*Entries supplied*
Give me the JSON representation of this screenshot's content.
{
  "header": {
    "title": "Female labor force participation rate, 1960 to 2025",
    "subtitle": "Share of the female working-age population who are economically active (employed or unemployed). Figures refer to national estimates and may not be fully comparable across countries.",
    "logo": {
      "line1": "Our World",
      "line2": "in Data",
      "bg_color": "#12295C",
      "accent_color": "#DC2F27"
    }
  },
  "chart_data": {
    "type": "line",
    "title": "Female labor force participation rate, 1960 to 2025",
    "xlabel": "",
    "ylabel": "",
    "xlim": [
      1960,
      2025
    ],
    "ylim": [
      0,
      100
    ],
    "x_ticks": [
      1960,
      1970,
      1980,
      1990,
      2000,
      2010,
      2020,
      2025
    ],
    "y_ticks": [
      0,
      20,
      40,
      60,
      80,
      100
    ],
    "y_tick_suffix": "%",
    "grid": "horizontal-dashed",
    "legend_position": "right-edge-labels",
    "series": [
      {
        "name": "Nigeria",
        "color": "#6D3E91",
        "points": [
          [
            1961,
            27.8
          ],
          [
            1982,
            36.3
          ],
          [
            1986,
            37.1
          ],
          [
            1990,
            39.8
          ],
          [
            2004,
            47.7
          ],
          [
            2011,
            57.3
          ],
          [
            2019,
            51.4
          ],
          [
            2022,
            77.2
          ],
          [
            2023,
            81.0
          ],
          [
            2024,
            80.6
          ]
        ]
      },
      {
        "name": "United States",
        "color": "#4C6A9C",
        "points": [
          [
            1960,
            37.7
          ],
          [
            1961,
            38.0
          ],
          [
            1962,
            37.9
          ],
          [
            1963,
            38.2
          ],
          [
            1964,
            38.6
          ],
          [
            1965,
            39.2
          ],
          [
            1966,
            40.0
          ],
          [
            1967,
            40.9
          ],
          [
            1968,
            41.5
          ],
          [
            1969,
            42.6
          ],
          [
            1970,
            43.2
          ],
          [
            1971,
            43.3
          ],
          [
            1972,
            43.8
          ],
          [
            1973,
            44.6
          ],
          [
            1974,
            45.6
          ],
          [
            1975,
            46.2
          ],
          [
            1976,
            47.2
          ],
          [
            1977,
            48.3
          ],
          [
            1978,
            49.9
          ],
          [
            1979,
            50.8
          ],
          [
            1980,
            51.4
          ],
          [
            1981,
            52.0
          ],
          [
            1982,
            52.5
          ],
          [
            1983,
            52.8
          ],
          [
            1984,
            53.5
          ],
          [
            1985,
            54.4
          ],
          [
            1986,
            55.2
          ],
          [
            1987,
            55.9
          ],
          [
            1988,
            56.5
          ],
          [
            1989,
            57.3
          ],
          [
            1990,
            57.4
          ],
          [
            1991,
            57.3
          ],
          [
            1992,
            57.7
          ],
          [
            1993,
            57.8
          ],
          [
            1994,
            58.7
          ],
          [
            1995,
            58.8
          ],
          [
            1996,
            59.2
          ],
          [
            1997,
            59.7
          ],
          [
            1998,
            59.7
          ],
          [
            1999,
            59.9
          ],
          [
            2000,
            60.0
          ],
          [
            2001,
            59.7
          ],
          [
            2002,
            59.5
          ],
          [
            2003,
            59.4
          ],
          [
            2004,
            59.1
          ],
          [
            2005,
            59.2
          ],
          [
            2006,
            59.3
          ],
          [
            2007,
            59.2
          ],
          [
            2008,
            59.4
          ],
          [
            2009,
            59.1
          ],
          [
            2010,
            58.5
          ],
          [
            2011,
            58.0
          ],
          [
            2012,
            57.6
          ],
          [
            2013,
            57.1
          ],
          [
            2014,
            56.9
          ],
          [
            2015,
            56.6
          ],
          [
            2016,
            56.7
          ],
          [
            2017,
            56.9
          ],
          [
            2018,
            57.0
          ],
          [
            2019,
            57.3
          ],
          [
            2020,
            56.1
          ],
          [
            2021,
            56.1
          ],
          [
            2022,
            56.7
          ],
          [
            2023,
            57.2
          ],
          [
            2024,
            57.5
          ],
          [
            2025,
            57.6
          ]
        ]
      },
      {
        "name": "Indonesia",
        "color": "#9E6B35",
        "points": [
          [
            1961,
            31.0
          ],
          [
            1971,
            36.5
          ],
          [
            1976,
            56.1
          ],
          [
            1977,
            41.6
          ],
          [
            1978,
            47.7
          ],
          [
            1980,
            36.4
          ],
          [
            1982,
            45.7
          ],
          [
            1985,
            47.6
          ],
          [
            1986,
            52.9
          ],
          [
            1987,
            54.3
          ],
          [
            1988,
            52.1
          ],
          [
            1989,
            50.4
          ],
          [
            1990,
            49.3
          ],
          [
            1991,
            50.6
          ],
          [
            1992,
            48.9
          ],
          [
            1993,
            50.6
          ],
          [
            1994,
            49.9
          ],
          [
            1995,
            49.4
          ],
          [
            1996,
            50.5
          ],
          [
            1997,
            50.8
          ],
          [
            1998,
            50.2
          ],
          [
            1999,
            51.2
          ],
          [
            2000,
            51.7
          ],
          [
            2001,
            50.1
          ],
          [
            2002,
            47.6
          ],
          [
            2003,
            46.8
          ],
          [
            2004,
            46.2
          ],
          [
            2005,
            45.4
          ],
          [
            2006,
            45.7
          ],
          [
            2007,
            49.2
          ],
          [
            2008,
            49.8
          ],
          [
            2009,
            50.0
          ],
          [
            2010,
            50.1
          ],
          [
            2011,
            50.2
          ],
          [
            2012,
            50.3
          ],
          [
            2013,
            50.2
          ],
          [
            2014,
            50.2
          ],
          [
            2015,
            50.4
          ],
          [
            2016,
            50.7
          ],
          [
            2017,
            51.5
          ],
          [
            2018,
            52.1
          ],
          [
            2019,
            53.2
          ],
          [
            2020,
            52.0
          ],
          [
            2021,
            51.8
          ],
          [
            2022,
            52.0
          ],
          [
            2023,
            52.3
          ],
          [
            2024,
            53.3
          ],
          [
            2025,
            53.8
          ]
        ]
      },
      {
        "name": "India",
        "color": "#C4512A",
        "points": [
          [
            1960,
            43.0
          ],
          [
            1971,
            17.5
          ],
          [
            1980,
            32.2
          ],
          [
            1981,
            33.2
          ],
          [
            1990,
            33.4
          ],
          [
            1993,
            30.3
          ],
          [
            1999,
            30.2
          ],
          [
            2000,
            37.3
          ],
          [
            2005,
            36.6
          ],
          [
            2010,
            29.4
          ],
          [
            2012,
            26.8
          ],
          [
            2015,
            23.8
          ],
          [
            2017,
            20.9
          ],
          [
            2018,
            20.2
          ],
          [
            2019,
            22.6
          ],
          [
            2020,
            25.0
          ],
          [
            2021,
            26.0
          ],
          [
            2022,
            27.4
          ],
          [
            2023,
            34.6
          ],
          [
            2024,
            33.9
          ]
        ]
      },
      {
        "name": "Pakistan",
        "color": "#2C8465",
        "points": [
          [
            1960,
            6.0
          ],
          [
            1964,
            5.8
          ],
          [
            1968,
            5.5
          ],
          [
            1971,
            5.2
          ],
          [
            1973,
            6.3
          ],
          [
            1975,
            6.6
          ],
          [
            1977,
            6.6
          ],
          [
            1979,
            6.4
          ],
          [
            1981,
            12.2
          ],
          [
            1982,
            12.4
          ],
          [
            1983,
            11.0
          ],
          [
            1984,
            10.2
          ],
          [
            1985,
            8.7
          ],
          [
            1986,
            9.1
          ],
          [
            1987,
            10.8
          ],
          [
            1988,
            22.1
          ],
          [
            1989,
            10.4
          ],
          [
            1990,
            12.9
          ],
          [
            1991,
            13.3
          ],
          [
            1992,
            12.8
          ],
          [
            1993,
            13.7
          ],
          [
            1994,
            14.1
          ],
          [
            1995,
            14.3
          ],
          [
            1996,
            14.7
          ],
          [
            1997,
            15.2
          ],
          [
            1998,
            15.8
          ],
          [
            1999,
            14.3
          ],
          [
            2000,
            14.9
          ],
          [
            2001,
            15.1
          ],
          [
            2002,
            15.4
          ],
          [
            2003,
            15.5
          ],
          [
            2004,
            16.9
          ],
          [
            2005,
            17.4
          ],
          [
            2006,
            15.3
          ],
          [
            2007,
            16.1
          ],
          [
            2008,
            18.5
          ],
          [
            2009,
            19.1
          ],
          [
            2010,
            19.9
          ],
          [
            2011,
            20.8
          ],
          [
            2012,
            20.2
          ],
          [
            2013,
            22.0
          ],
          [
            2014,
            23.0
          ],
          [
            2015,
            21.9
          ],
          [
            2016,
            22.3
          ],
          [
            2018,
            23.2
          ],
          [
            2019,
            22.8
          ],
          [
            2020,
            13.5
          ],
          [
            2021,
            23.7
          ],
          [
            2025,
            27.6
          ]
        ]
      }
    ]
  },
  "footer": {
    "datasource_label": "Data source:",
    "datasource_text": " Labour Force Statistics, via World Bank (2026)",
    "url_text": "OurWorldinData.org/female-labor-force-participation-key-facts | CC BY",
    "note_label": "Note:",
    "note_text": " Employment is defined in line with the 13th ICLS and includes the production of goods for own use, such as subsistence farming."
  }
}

*Aim of the task*
Using the records above, pull out each line where the word "name" occurs.

*Answer to the task*
        "name": "Nigeria",
        "name": "United States",
        "name": "Indonesia",
        "name": "India",
        "name": "Pakistan",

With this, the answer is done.